Peter Martin: Manage Risk for COVID-19 Disruptions

No one knows the true impact of COVID-19 on farms, but they’re clearly not immune. The outbreak has moved way beyond densely populated areas and is now hitting the countryside.

COVID-19’s presence has already created supply-chain disruptions that have halted or delayed trucking operations, grain deliveries and more. Confirmed infections are rising among residents and workers in rural communities. Employees worry about coming to work, some out of fear of the virus, others because of childcare issues due to school closures.

As the coronavirus outbreak forces changes, producers should view this crisis through a risk-management lens. You should consider how you’ll safeguard your day-to-day operations from the coronavirus and its consequences.

“Every farm owes it to itself to start exploring how you’ll manage the risk of COVID-19,” says K•Coe Isom principal Lance Woodbury. “Don’t be complacent. Planning now will help you respond more quickly if you are impacted.”

Woodbury recommends you create a “what-if scenario,” or Plan B, for navigating potential COVID-19 disruptions. Look at vital areas such as:

  • Management. What would happen if you or a key employee tested positive for COVID-19? Who will oversee your operations, finances, scheduling, etc.?
  • Labor. What if your crew falls ill during harvest? Even if you only have two employees, how will you manage if one gets sick or goes into quarantine?
  • Parts and equipment. Your machinery dealer could face interruptions and shortages, whether from supply chain disruptions or employee absences. How or where will you find replacements?
  • Plant and warehouse closures. What will you do if COVID-19 forces your processor to stop operations?
  • Finances. If you can’t get trucks or a driver to haul your grain or other farm commodity, you could face major cash-flow problems. Do you have another banking relationship other than your regular lender who could supply you with capital to keep your operation going?
  • Health and safety. How can you safely and legally protect the health of all who come to your farm? Will you provide personal protective equipment? Take temperatures? Sanitize workspaces?

COVID-19 has shaken confidence in the economy. Businesses have closed and millions of U.S. jobs are gone. Take note. Consider this an opportunity to learn from what’s happened elsewhere and find ways to control your own risks. A COVID-19 readiness plan can prepare your business to survive and thrive.
= = =
Questions to answer -
• A. According to the COVID-19 article, what is Lance Woodbury's position?
• B. Rewrite everything in the COVID-19 article from "As the coronavirus" down to "and its consequences.", replacing "producers" with "farmers".
The items that follow are not needed for any of this.

Dataset content -
= = =
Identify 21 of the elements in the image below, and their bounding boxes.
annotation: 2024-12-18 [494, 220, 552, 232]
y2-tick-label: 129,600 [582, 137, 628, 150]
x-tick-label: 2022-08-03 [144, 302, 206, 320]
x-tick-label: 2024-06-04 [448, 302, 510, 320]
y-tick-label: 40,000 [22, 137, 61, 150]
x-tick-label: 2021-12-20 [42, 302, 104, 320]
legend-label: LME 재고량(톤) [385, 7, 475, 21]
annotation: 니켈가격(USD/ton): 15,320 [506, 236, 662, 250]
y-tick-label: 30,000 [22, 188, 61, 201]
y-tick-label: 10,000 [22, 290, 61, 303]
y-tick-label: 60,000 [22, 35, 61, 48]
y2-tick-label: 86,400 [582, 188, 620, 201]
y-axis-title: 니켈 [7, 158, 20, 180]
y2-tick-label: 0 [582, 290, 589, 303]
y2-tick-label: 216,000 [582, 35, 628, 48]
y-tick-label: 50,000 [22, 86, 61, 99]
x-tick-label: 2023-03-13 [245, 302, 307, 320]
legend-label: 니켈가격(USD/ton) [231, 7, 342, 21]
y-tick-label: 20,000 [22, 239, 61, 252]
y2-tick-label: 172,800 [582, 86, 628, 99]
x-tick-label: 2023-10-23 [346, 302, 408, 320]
= = =
Solutions -
• A. He is a principal at K•Coe Isom.

• B.
As the coronavirus outbreak forces changes, farmers should view this crisis through a risk-management lens. You should consider how you’ll safeguard your day-to-day operations from the coronavirus and its consequences.